*PROBLEM*:
Set down the material once more, exactly as it appears.

## Begin GIVEN ENTRIES

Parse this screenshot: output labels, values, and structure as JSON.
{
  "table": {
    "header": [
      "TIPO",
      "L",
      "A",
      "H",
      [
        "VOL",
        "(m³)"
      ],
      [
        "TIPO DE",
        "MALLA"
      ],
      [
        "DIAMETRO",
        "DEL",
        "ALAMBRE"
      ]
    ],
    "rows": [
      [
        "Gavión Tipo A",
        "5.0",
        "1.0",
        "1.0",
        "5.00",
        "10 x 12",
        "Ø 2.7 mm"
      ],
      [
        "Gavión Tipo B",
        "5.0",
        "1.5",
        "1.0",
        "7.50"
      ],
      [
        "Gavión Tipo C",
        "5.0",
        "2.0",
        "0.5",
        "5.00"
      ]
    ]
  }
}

## End GIVEN ENTRIES

*EXERCISE ANSWER*:
Parse this screenshot: output labels, values, and structure as JSON.
{
  "table": {
    "header": [
      "TIPO",
      "L",
      "A",
      "H",
      [
        "VOL",
        "(m³)"
      ],
      [
        "TIPO DE",
        "MALLA"
      ],
      [
        "DIAMETRO",
        "DEL",
        "ALAMBRE"
      ]
    ],
    "rows": [
      [
        "Gavión Tipo A",
        "5.0",
        "1.0",
        "1.0",
        "5.00",
        "10 x 12",
        "Ø 2.7 mm"
      ],
      [
        "Gavión Tipo B",
        "5.0",
        "1.5",
        "1.0",
        "7.50"
      ],
      [
        "Gavión Tipo C",
        "5.0",
        "2.0",
        "0.5",
        "5.00"
      ]
    ]
  }
}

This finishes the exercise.